Determine the number of lines in these entries that hold the word "family". Give the number and nothing more.
* Begin Listing *
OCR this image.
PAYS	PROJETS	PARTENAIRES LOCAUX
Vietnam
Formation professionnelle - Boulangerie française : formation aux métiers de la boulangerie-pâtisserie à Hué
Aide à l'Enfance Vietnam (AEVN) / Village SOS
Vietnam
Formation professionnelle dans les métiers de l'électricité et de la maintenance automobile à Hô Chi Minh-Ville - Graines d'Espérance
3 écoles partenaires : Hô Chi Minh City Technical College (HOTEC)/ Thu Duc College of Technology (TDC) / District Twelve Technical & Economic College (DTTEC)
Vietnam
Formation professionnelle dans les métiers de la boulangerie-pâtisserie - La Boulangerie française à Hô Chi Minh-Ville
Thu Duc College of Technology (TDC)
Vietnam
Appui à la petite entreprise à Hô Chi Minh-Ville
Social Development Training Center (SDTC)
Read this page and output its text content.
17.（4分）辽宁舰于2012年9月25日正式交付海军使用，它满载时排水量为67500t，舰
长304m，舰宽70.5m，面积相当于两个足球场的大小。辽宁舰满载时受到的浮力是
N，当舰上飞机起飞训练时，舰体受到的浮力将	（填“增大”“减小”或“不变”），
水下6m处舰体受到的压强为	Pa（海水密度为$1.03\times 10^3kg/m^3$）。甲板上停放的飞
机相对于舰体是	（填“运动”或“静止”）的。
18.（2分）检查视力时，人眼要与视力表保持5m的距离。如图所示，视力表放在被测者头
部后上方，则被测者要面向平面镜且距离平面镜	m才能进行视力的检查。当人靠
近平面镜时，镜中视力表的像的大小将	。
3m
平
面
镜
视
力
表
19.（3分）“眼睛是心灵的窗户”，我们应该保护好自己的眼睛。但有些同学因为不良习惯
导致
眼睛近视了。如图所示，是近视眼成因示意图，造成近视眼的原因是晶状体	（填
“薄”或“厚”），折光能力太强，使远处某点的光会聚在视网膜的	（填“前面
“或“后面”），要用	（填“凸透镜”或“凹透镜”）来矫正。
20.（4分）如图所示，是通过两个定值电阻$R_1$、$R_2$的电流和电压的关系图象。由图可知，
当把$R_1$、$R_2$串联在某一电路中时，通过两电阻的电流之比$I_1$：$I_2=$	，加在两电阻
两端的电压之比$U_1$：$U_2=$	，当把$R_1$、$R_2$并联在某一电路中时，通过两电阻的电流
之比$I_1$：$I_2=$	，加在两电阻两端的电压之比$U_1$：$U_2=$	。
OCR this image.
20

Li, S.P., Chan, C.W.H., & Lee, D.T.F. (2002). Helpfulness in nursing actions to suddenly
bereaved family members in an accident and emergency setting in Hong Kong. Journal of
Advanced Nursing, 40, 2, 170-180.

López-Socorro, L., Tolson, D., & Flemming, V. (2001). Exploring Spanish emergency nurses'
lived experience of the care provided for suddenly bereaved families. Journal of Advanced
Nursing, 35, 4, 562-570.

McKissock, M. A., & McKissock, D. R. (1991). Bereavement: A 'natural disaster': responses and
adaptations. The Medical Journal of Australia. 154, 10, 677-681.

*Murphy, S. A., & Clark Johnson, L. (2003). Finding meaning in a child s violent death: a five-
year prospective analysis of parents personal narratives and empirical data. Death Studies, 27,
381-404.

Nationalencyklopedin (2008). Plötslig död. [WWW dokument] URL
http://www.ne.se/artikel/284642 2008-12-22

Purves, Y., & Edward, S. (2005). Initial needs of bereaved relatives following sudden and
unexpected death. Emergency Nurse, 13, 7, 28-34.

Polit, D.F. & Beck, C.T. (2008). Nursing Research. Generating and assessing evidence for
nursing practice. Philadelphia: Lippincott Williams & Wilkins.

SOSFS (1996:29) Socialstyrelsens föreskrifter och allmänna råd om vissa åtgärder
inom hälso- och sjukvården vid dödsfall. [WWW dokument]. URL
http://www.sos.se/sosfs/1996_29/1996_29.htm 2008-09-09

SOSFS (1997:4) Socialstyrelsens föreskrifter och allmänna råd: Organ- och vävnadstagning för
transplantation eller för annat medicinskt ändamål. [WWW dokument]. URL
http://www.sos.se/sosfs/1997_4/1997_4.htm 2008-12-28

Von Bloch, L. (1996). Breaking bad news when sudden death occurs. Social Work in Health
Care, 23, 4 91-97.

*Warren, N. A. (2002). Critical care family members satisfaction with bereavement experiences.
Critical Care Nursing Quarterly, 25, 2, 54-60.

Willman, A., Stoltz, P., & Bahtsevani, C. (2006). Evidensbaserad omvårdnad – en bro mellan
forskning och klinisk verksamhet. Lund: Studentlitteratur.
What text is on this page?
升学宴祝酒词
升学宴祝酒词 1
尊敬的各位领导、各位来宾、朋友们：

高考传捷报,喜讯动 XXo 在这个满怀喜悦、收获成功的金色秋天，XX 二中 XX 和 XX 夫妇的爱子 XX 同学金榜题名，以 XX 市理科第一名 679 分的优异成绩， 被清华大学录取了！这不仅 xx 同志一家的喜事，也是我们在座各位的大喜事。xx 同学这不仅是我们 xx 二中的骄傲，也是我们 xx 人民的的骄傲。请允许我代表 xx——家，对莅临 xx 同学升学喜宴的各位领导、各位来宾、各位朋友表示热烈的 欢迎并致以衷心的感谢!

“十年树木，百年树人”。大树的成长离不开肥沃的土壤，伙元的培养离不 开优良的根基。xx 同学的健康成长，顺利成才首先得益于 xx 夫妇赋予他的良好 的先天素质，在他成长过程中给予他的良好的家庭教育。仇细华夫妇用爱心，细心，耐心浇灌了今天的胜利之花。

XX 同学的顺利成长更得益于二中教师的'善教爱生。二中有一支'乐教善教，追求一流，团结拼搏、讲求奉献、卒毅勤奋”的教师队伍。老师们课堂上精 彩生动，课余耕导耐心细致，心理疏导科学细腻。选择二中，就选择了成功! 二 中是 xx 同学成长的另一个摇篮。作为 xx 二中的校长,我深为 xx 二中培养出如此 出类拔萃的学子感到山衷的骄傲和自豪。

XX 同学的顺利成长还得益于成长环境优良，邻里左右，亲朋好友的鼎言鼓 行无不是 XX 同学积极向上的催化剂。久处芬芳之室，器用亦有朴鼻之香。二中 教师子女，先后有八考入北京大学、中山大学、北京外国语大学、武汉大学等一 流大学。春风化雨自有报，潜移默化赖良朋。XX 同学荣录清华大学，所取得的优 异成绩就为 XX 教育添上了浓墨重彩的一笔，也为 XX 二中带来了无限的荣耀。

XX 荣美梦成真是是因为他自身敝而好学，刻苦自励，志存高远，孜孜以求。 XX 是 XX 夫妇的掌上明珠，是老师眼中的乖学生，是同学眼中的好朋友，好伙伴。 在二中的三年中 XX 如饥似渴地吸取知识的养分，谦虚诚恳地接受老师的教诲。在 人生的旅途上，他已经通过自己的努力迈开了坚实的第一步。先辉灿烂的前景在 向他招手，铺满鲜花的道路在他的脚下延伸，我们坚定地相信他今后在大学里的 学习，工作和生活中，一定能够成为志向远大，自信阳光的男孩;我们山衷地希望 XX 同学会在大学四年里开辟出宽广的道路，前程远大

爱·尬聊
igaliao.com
* End Listing *
#### Final answer
2